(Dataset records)
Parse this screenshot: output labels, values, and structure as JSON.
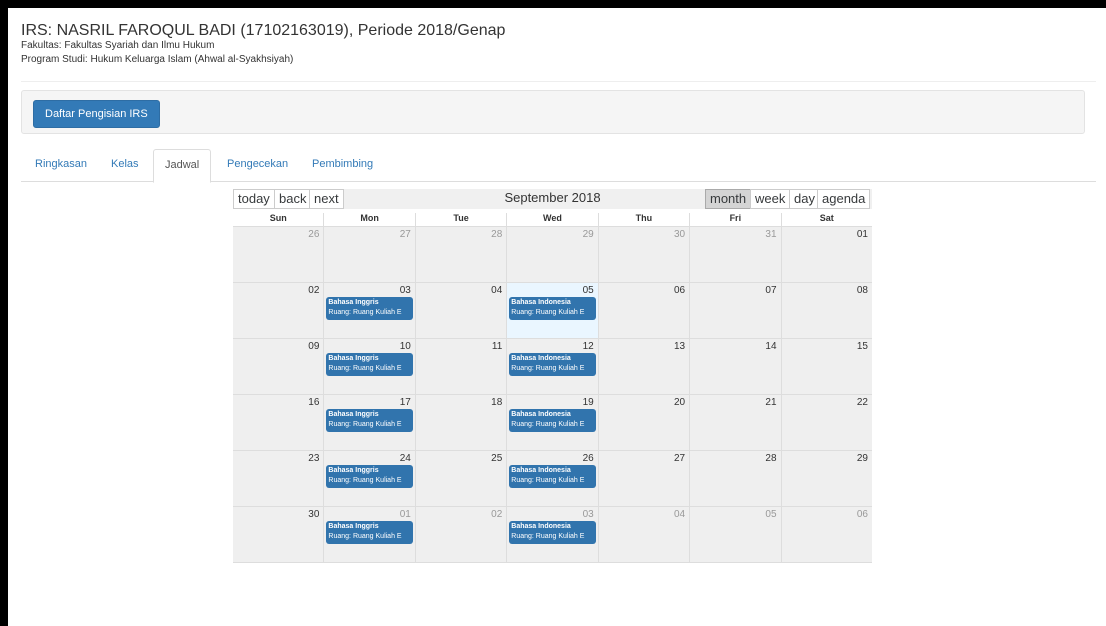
{
  "header": {
    "title": "IRS: NASRIL FAROQUL BADI (17102163019), Periode 2018/Genap",
    "fakultas": "Fakultas: Fakultas Syariah dan Ilmu Hukum",
    "prodi": "Program Studi: Hukum Keluarga Islam (Ahwal al-Syakhsiyah)"
  },
  "actions": {
    "daftar_label": "Daftar Pengisian IRS"
  },
  "tabs": [
    {
      "label": "Ringkasan"
    },
    {
      "label": "Kelas"
    },
    {
      "label": "Jadwal"
    },
    {
      "label": "Pengecekan"
    },
    {
      "label": "Pembimbing"
    }
  ],
  "calendar": {
    "toolbar": {
      "today": "today",
      "back": "back",
      "next": "next",
      "label": "September 2018",
      "month": "month",
      "week": "week",
      "day": "day",
      "agenda": "agenda"
    },
    "weekdays": [
      "Sun",
      "Mon",
      "Tue",
      "Wed",
      "Thu",
      "Fri",
      "Sat"
    ],
    "weeks": [
      [
        "26",
        "27",
        "28",
        "29",
        "30",
        "31",
        "01"
      ],
      [
        "02",
        "03",
        "04",
        "05",
        "06",
        "07",
        "08"
      ],
      [
        "09",
        "10",
        "11",
        "12",
        "13",
        "14",
        "15"
      ],
      [
        "16",
        "17",
        "18",
        "19",
        "20",
        "21",
        "22"
      ],
      [
        "23",
        "24",
        "25",
        "26",
        "27",
        "28",
        "29"
      ],
      [
        "30",
        "01",
        "02",
        "03",
        "04",
        "05",
        "06"
      ]
    ],
    "events": {
      "mon": {
        "title": "Bahasa Inggris",
        "room": "Ruang: Ruang Kuliah E"
      },
      "wed": {
        "title": "Bahasa Indonesia",
        "room": "Ruang: Ruang Kuliah E"
      }
    }
  }
}
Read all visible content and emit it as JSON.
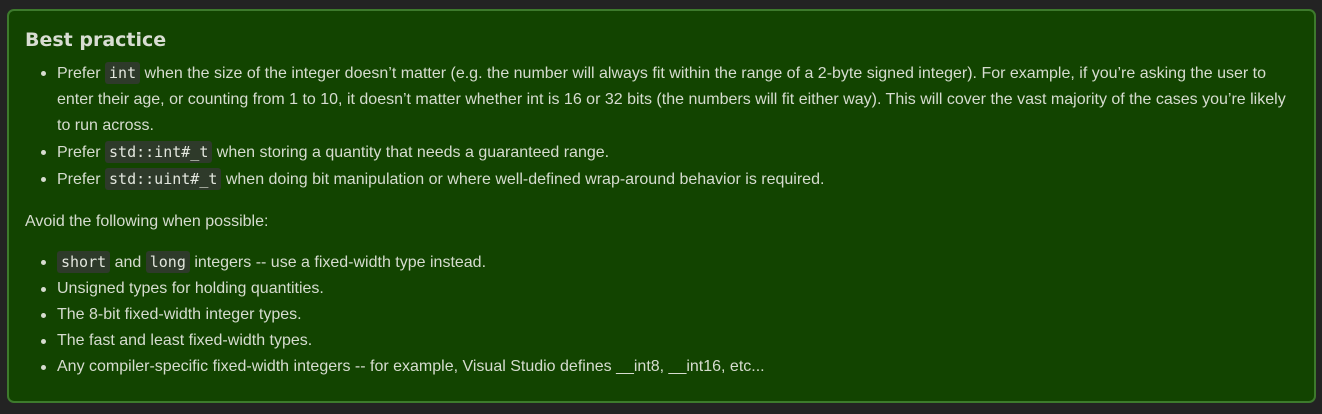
{
  "callout": {
    "title": "Best practice",
    "practices": [
      {
        "pre": "Prefer ",
        "code": "int",
        "post": " when the size of the integer doesn’t matter (e.g. the number will always fit within the range of a 2-byte signed integer). For example, if you’re asking the user to enter their age, or counting from 1 to 10, it doesn’t matter whether int is 16 or 32 bits (the numbers will fit either way). This will cover the vast majority of the cases you’re likely to run across."
      },
      {
        "pre": "Prefer ",
        "code": "std::int#_t",
        "post": " when storing a quantity that needs a guaranteed range."
      },
      {
        "pre": "Prefer ",
        "code": "std::uint#_t",
        "post": " when doing bit manipulation or where well-defined wrap-around behavior is required."
      }
    ],
    "avoid_intro": "Avoid the following when possible:",
    "avoid_first": {
      "code1": "short",
      "mid": " and ",
      "code2": "long",
      "post": " integers -- use a fixed-width type instead."
    },
    "avoid_items": [
      "Unsigned types for holding quantities.",
      "The 8-bit fixed-width integer types.",
      "The fast and least fixed-width types.",
      "Any compiler-specific fixed-width integers -- for example, Visual Studio defines __int8, __int16, etc..."
    ]
  },
  "colors": {
    "page_background": "#232323",
    "callout_background": "#124400",
    "callout_border": "#3d7a2c",
    "text": "#d6dccf",
    "code_background": "#2e3a2a"
  }
}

▶ **Challenge**: Retype only the lines from the one with "Read all visible content and emit it as JSON." through the final line of the entries, please, and keep the pictures out.

▶ **Solved exercise**:
Read all visible content and emit it as JSON.
{
  "callout": {
    "title": "Best practice",
    "practices": [
      {
        "pre": "Prefer ",
        "code": "int",
        "post": " when the size of the integer doesn’t matter (e.g. the number will always fit within the range of a 2-byte signed integer). For example, if you’re asking the user to enter their age, or counting from 1 to 10, it doesn’t matter whether int is 16 or 32 bits (the numbers will fit either way). This will cover the vast majority of the cases you’re likely to run across."
      },
      {
        "pre": "Prefer ",
        "code": "std::int#_t",
        "post": " when storing a quantity that needs a guaranteed range."
      },
      {
        "pre": "Prefer ",
        "code": "std::uint#_t",
        "post": " when doing bit manipulation or where well-defined wrap-around behavior is required."
      }
    ],
    "avoid_intro": "Avoid the following when possible:",
    "avoid_first": {
      "code1": "short",
      "mid": " and ",
      "code2": "long",
      "post": " integers -- use a fixed-width type instead."
    },
    "avoid_items": [
      "Unsigned types for holding quantities.",
      "The 8-bit fixed-width integer types.",
      "The fast and least fixed-width types.",
      "Any compiler-specific fixed-width integers -- for example, Visual Studio defines __int8, __int16, etc..."
    ]
  },
  "colors": {
    "page_background": "#232323",
    "callout_background": "#124400",
    "callout_border": "#3d7a2c",
    "text": "#d6dccf",
    "code_background": "#2e3a2a"
  }
}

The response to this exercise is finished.